_TASK BRIEF_
In the material below, find every line with "name" and pull it out.

_RAW DATA_
+--

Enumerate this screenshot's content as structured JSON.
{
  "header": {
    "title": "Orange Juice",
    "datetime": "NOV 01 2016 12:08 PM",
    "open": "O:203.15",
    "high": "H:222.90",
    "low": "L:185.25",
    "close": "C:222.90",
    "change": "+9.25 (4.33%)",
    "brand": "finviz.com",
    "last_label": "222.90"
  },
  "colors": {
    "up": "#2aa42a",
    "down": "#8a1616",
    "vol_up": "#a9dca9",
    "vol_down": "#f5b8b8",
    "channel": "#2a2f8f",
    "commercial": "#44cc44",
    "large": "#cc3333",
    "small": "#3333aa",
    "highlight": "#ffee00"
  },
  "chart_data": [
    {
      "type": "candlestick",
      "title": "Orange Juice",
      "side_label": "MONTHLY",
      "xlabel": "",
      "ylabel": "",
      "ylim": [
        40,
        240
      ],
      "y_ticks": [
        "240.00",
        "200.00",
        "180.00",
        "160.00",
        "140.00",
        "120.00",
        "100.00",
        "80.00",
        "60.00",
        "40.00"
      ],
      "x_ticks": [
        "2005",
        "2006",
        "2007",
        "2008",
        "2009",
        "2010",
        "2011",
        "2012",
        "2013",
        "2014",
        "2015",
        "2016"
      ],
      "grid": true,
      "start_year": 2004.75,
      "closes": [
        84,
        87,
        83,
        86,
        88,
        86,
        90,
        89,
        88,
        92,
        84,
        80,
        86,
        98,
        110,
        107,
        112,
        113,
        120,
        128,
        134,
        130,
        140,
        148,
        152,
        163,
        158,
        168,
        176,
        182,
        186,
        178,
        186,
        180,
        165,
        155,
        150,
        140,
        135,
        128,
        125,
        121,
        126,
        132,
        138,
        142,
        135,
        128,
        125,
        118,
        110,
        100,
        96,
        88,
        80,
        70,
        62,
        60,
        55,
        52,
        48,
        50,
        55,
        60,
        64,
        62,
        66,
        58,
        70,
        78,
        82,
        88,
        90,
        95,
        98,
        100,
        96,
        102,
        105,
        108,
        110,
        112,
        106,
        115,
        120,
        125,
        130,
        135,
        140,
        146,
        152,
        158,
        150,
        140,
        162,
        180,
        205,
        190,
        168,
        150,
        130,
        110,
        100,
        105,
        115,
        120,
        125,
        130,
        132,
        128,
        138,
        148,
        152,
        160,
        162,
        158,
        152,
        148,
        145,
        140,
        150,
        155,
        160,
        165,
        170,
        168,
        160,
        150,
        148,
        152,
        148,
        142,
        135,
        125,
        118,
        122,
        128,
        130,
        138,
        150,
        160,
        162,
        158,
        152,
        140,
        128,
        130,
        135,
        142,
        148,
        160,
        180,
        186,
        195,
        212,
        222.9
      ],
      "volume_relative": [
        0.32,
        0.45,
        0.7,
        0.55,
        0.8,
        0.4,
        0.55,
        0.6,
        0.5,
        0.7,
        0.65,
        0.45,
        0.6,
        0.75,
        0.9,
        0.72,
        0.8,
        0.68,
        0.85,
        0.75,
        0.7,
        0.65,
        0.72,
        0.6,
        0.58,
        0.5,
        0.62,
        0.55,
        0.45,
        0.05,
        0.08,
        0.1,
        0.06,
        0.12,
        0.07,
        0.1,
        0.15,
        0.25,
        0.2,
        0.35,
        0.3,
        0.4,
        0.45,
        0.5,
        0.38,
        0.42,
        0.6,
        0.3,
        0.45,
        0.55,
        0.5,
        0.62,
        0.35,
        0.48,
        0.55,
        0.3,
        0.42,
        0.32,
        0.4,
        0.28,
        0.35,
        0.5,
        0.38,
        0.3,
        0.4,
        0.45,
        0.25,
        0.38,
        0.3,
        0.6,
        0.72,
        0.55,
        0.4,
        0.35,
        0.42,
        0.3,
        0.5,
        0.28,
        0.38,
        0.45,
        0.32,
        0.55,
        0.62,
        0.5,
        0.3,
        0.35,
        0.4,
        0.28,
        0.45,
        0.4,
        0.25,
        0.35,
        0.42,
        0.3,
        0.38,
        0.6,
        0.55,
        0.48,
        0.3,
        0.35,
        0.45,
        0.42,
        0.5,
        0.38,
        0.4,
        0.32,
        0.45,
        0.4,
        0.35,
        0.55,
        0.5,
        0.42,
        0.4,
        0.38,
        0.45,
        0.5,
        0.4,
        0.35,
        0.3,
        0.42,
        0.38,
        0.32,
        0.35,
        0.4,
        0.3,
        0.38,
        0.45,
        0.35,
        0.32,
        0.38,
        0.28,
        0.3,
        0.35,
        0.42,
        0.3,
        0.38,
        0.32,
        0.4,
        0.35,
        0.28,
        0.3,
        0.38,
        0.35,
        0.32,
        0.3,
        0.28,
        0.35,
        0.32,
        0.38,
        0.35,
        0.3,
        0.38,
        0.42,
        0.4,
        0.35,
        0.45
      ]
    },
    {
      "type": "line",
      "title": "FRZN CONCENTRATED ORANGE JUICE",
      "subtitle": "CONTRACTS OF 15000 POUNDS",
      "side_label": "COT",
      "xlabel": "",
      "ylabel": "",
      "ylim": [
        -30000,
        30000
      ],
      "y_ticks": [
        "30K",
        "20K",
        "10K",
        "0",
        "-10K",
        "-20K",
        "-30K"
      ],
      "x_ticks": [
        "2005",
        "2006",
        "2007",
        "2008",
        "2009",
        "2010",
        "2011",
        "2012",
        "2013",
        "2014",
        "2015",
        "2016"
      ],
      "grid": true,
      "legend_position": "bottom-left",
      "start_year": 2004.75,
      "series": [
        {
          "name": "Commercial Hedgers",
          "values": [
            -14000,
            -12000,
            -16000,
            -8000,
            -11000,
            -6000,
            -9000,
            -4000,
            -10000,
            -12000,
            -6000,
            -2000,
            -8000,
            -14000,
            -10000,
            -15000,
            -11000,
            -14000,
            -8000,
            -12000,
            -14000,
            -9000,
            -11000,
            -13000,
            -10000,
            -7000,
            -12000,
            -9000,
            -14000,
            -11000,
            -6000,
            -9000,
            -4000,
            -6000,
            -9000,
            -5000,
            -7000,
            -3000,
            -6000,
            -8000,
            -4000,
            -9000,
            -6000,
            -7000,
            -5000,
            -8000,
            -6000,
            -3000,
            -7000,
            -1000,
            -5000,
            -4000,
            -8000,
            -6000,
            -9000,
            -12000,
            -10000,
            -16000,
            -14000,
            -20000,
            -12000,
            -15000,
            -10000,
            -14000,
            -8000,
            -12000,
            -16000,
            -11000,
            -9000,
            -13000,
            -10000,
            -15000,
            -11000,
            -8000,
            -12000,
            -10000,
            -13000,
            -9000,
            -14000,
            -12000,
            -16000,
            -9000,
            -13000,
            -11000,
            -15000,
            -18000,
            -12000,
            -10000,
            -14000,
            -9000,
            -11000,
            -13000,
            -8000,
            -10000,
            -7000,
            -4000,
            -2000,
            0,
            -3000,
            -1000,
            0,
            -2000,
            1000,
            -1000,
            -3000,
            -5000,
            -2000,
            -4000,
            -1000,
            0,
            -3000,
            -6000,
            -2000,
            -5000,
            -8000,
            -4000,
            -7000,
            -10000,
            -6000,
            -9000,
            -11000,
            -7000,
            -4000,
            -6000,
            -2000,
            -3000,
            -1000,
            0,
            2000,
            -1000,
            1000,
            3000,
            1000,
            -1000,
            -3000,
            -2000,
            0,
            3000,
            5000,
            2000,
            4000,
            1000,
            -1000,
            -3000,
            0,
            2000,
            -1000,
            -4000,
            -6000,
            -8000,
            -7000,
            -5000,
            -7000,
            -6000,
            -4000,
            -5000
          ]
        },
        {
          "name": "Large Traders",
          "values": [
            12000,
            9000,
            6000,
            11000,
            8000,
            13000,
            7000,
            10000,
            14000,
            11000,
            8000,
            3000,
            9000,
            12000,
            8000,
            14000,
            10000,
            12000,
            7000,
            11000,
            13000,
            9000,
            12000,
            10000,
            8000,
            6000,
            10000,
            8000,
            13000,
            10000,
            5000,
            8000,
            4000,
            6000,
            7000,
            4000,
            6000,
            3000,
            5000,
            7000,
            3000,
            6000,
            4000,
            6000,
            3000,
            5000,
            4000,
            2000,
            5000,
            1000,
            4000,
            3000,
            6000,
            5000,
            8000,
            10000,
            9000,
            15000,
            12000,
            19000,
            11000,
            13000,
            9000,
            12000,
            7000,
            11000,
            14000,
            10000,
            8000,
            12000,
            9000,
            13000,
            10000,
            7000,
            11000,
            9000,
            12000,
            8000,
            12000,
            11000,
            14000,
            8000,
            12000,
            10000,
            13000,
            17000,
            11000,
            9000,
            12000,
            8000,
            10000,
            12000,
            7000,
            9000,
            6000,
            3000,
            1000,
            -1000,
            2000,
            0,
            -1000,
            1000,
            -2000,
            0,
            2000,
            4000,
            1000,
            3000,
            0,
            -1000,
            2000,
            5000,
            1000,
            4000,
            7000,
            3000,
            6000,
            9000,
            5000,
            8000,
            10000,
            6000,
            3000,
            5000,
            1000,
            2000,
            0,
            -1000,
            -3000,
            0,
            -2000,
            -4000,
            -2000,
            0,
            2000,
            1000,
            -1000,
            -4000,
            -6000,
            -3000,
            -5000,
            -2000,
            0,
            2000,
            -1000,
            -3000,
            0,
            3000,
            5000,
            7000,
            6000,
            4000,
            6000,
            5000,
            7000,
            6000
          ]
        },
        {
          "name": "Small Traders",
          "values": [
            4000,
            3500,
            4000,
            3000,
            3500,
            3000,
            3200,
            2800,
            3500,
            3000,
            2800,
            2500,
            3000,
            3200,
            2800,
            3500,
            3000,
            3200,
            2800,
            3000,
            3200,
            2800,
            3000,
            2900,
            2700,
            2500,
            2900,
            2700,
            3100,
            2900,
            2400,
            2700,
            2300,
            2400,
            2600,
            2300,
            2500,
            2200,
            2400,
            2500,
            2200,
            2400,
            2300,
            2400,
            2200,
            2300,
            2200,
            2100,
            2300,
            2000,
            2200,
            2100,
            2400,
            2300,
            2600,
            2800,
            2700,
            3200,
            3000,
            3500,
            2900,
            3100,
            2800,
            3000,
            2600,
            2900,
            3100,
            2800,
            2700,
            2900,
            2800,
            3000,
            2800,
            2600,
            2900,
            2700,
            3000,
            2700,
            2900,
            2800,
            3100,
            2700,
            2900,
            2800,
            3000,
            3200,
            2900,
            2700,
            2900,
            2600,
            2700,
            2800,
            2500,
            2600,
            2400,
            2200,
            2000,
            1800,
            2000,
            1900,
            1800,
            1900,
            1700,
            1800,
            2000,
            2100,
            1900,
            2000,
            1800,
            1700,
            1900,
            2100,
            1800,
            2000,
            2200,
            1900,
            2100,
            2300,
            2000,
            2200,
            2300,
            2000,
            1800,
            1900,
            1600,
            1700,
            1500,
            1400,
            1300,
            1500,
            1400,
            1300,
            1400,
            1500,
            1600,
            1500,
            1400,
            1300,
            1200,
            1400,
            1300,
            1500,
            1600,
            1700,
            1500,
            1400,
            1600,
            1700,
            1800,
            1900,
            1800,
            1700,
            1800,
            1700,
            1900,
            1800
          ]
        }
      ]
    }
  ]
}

+--

_COMPLETE ANSWER_
          "name": "Commercial Hedgers",
          "name": "Large Traders",
          "name": "Small Traders",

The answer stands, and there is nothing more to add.